• Extracted material
•••••
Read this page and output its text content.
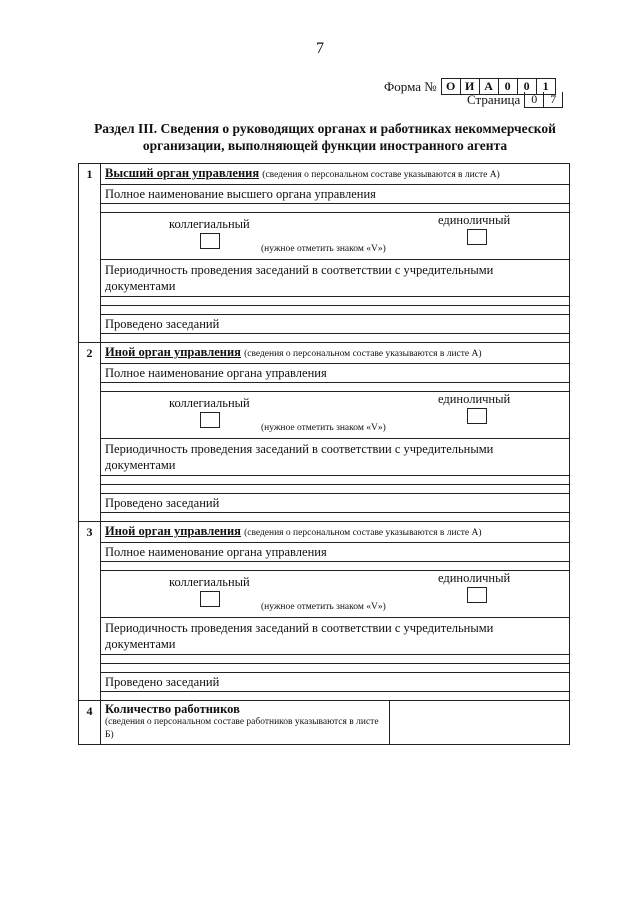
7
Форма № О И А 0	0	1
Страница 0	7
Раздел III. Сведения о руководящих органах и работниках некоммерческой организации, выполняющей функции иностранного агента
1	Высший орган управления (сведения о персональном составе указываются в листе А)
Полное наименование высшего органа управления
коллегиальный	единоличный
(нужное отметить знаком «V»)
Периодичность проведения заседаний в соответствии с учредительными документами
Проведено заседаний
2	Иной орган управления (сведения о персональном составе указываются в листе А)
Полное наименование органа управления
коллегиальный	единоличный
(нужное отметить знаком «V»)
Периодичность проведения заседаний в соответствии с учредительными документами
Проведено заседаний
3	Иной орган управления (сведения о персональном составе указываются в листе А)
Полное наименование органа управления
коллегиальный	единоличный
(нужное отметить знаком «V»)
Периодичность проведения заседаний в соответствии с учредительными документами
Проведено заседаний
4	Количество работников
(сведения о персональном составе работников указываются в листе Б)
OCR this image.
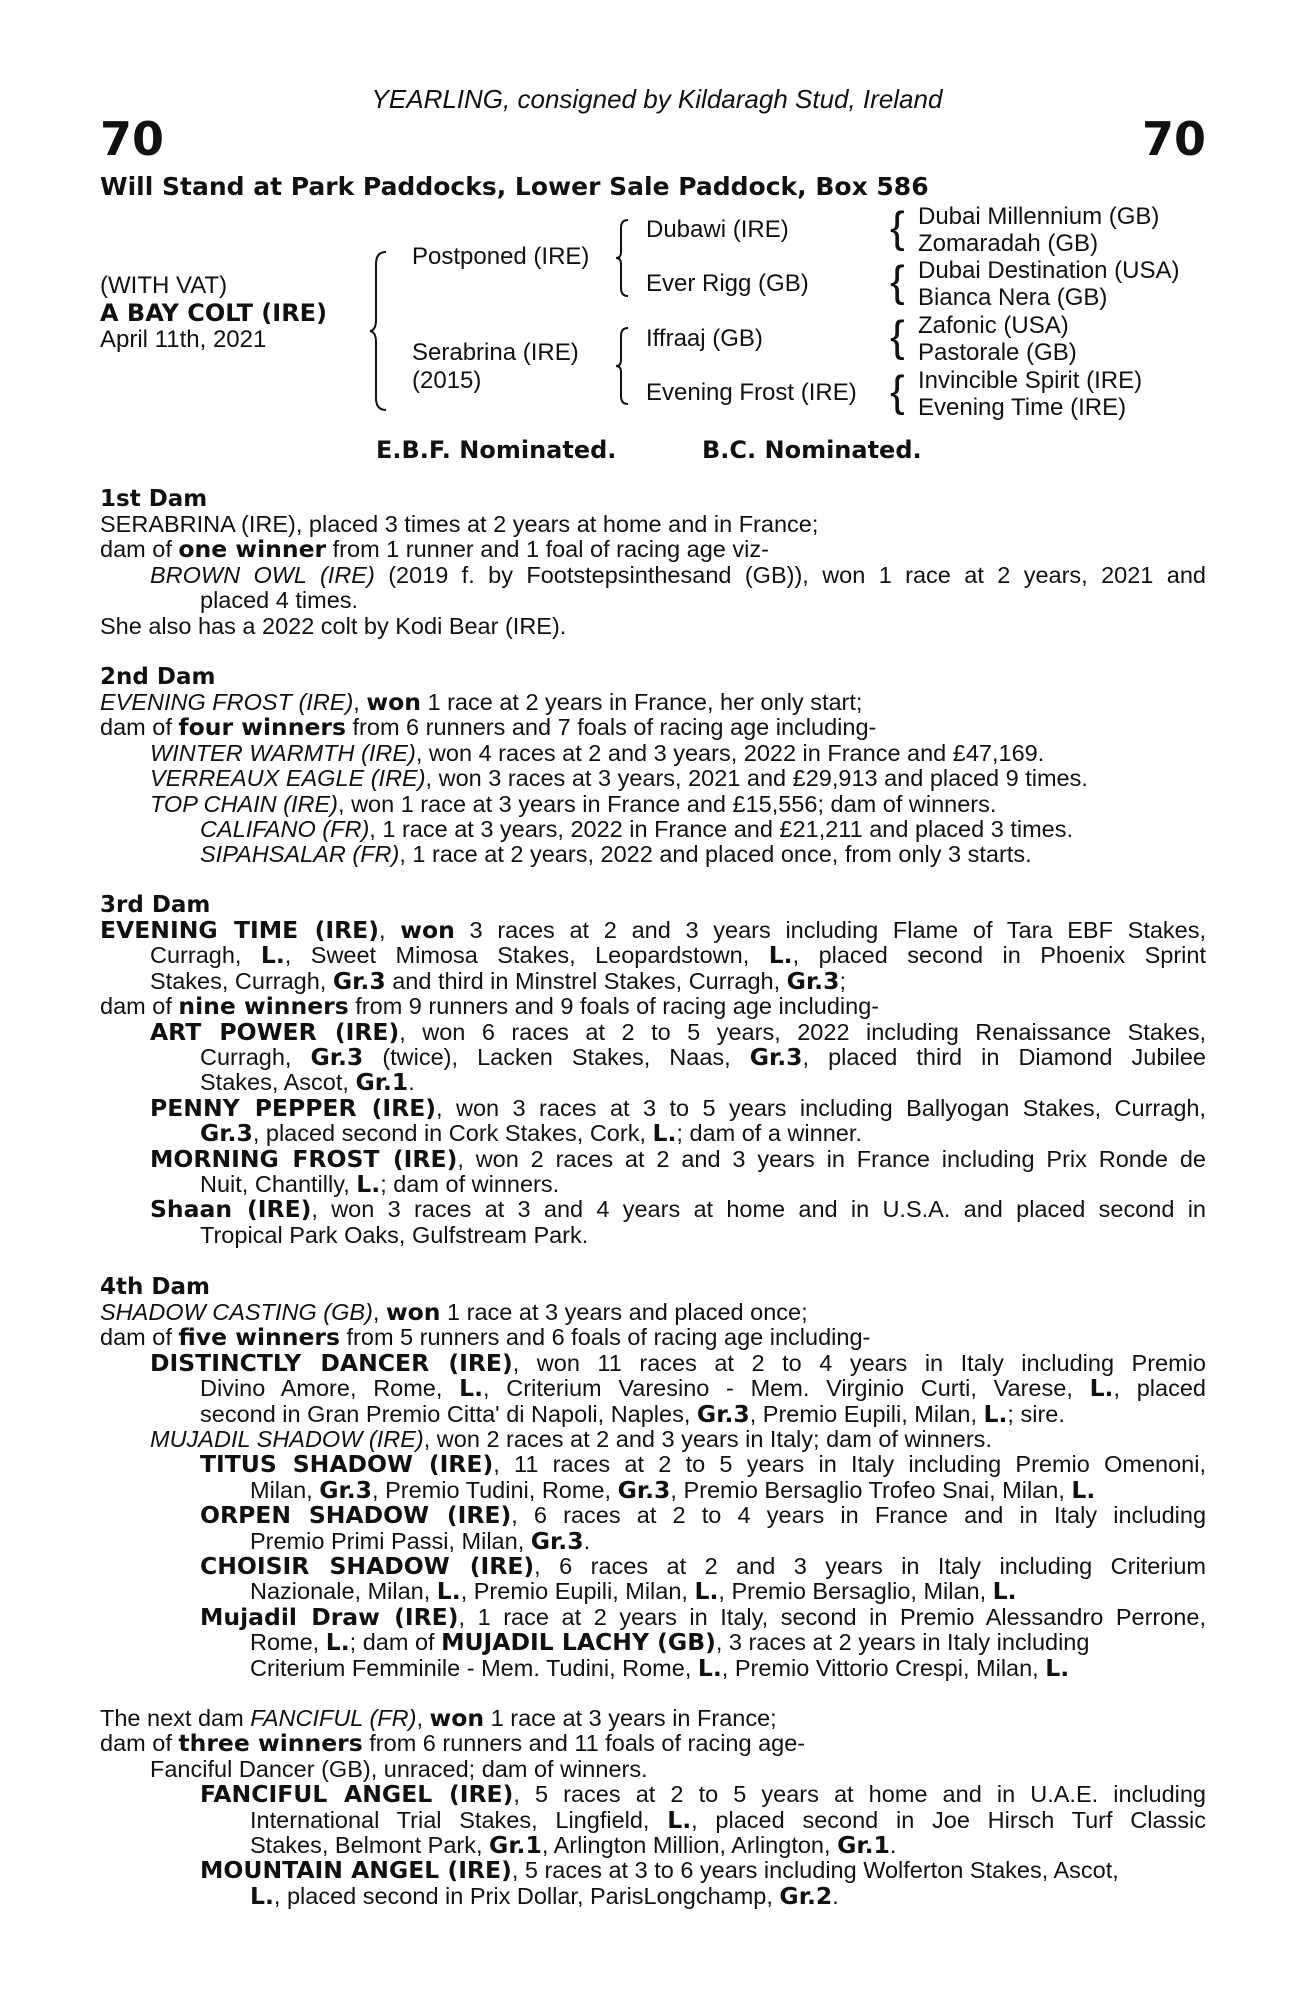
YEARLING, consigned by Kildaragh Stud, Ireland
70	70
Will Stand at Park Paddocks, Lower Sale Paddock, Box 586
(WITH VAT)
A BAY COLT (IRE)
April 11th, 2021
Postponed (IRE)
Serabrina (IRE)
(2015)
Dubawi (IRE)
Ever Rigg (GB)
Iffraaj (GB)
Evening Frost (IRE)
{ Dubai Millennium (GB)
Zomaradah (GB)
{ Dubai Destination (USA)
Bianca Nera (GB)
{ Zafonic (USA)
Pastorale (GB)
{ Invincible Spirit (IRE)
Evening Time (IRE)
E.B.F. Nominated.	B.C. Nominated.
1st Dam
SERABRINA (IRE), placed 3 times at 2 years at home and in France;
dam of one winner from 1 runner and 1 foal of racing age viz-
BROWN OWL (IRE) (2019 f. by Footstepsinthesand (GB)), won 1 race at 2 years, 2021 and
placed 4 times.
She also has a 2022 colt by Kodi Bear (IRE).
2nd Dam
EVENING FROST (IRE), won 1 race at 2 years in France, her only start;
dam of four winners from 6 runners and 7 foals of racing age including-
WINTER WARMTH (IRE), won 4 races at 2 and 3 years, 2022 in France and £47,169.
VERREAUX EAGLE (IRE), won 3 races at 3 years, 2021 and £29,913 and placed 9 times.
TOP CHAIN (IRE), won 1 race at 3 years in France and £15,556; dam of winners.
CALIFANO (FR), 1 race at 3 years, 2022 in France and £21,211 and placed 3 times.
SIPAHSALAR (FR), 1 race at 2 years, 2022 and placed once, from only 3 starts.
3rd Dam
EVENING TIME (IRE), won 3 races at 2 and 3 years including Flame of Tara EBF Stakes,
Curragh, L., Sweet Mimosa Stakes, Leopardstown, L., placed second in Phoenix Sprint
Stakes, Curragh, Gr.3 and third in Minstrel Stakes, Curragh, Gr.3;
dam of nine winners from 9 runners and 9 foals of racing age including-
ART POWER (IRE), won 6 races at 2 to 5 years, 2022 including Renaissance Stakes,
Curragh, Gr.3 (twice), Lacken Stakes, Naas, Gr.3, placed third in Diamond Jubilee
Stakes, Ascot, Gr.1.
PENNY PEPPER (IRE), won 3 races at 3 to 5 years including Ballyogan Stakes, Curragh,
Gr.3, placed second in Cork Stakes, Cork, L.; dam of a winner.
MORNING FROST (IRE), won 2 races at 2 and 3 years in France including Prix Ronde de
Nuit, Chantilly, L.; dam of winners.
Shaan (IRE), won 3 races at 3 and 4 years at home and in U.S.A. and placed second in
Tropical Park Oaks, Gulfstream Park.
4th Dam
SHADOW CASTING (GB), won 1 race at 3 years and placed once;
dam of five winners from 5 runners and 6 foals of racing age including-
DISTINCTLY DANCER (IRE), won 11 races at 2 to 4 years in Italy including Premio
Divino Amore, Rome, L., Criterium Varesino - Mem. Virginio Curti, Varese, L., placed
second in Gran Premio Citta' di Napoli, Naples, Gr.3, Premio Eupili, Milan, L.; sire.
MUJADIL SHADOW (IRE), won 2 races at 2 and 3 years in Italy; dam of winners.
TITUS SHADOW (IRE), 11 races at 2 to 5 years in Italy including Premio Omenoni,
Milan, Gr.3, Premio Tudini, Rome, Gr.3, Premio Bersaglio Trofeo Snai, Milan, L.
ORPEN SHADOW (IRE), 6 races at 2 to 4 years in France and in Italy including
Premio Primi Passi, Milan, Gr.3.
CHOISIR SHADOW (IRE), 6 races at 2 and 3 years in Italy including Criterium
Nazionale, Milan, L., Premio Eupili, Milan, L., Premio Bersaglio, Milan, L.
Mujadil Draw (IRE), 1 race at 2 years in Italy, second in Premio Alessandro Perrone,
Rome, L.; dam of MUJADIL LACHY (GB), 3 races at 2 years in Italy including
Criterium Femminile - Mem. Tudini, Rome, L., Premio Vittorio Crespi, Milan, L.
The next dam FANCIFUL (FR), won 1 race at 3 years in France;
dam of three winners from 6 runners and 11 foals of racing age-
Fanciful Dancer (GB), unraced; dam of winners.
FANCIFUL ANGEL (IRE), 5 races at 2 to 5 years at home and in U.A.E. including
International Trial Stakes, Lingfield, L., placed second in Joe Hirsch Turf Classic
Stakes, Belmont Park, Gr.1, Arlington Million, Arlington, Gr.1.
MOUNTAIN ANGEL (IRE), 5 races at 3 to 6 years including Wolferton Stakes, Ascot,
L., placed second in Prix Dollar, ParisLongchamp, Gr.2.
•••••
• Exercise aim
Pictures are excluded; copy every other part of the records exactly.

• Output
Read this page and output its text content.
7
Форма № О И А 0	0	1
Страница 0	7
Раздел III. Сведения о руководящих органах и работниках некоммерческой организации, выполняющей функции иностранного агента
1	Высший орган управления (сведения о персональном составе указываются в листе А)
Полное наименование высшего органа управления
коллегиальный	единоличный
(нужное отметить знаком «V»)
Периодичность проведения заседаний в соответствии с учредительными документами
Проведено заседаний
2	Иной орган управления (сведения о персональном составе указываются в листе А)
Полное наименование органа управления
коллегиальный	единоличный
(нужное отметить знаком «V»)
Периодичность проведения заседаний в соответствии с учредительными документами
Проведено заседаний
3	Иной орган управления (сведения о персональном составе указываются в листе А)
Полное наименование органа управления
коллегиальный	единоличный
(нужное отметить знаком «V»)
Периодичность проведения заседаний в соответствии с учредительными документами
Проведено заседаний
4	Количество работников
(сведения о персональном составе работников указываются в листе Б)
OCR this image.
YEARLING, consigned by Kildaragh Stud, Ireland
70	70
Will Stand at Park Paddocks, Lower Sale Paddock, Box 586
(WITH VAT)
A BAY COLT (IRE)
April 11th, 2021
Postponed (IRE)
Serabrina (IRE)
(2015)
Dubawi (IRE)
Ever Rigg (GB)
Iffraaj (GB)
Evening Frost (IRE)
{ Dubai Millennium (GB)
Zomaradah (GB)
{ Dubai Destination (USA)
Bianca Nera (GB)
{ Zafonic (USA)
Pastorale (GB)
{ Invincible Spirit (IRE)
Evening Time (IRE)
E.B.F. Nominated.	B.C. Nominated.
1st Dam
SERABRINA (IRE), placed 3 times at 2 years at home and in France;
dam of one winner from 1 runner and 1 foal of racing age viz-
BROWN OWL (IRE) (2019 f. by Footstepsinthesand (GB)), won 1 race at 2 years, 2021 and
placed 4 times.
She also has a 2022 colt by Kodi Bear (IRE).
2nd Dam
EVENING FROST (IRE), won 1 race at 2 years in France, her only start;
dam of four winners from 6 runners and 7 foals of racing age including-
WINTER WARMTH (IRE), won 4 races at 2 and 3 years, 2022 in France and £47,169.
VERREAUX EAGLE (IRE), won 3 races at 3 years, 2021 and £29,913 and placed 9 times.
TOP CHAIN (IRE), won 1 race at 3 years in France and £15,556; dam of winners.
CALIFANO (FR), 1 race at 3 years, 2022 in France and £21,211 and placed 3 times.
SIPAHSALAR (FR), 1 race at 2 years, 2022 and placed once, from only 3 starts.
3rd Dam
EVENING TIME (IRE), won 3 races at 2 and 3 years including Flame of Tara EBF Stakes,
Curragh, L., Sweet Mimosa Stakes, Leopardstown, L., placed second in Phoenix Sprint
Stakes, Curragh, Gr.3 and third in Minstrel Stakes, Curragh, Gr.3;
dam of nine winners from 9 runners and 9 foals of racing age including-
ART POWER (IRE), won 6 races at 2 to 5 years, 2022 including Renaissance Stakes,
Curragh, Gr.3 (twice), Lacken Stakes, Naas, Gr.3, placed third in Diamond Jubilee
Stakes, Ascot, Gr.1.
PENNY PEPPER (IRE), won 3 races at 3 to 5 years including Ballyogan Stakes, Curragh,
Gr.3, placed second in Cork Stakes, Cork, L.; dam of a winner.
MORNING FROST (IRE), won 2 races at 2 and 3 years in France including Prix Ronde de
Nuit, Chantilly, L.; dam of winners.
Shaan (IRE), won 3 races at 3 and 4 years at home and in U.S.A. and placed second in
Tropical Park Oaks, Gulfstream Park.
4th Dam
SHADOW CASTING (GB), won 1 race at 3 years and placed once;
dam of five winners from 5 runners and 6 foals of racing age including-
DISTINCTLY DANCER (IRE), won 11 races at 2 to 4 years in Italy including Premio
Divino Amore, Rome, L., Criterium Varesino - Mem. Virginio Curti, Varese, L., placed
second in Gran Premio Citta' di Napoli, Naples, Gr.3, Premio Eupili, Milan, L.; sire.
MUJADIL SHADOW (IRE), won 2 races at 2 and 3 years in Italy; dam of winners.
TITUS SHADOW (IRE), 11 races at 2 to 5 years in Italy including Premio Omenoni,
Milan, Gr.3, Premio Tudini, Rome, Gr.3, Premio Bersaglio Trofeo Snai, Milan, L.
ORPEN SHADOW (IRE), 6 races at 2 to 4 years in France and in Italy including
Premio Primi Passi, Milan, Gr.3.
CHOISIR SHADOW (IRE), 6 races at 2 and 3 years in Italy including Criterium
Nazionale, Milan, L., Premio Eupili, Milan, L., Premio Bersaglio, Milan, L.
Mujadil Draw (IRE), 1 race at 2 years in Italy, second in Premio Alessandro Perrone,
Rome, L.; dam of MUJADIL LACHY (GB), 3 races at 2 years in Italy including
Criterium Femminile - Mem. Tudini, Rome, L., Premio Vittorio Crespi, Milan, L.
The next dam FANCIFUL (FR), won 1 race at 3 years in France;
dam of three winners from 6 runners and 11 foals of racing age-
Fanciful Dancer (GB), unraced; dam of winners.
FANCIFUL ANGEL (IRE), 5 races at 2 to 5 years at home and in U.A.E. including
International Trial Stakes, Lingfield, L., placed second in Joe Hirsch Turf Classic
Stakes, Belmont Park, Gr.1, Arlington Million, Arlington, Gr.1.
MOUNTAIN ANGEL (IRE), 5 races at 3 to 6 years including Wolferton Stakes, Ascot,
L., placed second in Prix Dollar, ParisLongchamp, Gr.2.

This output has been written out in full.